§ **TASK TO COMPLETE**: Look through the entries below and report how many lines hold the string "Location". Only the number is wanted.

§ **RAW DATA**:

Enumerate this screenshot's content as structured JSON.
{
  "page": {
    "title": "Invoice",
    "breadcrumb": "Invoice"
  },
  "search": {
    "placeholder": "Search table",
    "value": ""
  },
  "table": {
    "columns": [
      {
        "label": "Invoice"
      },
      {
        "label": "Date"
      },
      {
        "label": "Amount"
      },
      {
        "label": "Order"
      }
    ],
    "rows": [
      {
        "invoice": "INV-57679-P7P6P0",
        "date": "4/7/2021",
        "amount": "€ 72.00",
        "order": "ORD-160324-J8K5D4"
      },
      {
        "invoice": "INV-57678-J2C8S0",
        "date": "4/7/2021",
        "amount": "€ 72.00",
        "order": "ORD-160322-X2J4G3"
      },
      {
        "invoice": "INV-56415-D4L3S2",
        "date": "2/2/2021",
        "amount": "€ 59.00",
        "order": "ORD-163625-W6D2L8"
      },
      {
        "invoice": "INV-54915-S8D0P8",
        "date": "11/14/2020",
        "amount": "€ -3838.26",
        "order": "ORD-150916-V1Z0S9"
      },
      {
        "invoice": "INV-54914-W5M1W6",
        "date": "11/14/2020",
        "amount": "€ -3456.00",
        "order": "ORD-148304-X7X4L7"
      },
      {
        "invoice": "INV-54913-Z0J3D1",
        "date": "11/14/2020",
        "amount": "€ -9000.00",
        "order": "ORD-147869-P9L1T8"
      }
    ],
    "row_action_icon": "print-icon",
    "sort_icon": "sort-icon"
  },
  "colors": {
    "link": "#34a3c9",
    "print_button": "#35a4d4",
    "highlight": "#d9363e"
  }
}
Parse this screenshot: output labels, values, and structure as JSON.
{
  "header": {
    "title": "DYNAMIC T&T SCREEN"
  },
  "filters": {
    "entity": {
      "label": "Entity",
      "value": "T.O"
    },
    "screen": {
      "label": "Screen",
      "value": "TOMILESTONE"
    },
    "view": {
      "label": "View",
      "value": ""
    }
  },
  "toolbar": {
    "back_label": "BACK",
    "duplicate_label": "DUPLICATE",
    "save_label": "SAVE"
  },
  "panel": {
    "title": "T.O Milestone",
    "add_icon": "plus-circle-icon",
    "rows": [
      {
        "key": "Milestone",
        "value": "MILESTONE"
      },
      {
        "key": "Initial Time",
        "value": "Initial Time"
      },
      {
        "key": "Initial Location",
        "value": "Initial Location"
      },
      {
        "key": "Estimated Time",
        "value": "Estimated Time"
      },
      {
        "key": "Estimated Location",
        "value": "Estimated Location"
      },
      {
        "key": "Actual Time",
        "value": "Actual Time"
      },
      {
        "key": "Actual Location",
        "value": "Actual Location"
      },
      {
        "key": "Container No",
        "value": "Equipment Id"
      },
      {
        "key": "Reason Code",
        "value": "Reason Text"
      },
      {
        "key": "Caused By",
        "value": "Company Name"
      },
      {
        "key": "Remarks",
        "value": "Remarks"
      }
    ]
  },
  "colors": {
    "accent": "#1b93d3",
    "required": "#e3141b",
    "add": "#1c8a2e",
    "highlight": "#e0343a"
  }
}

§ **TASK SOLUTION**: 6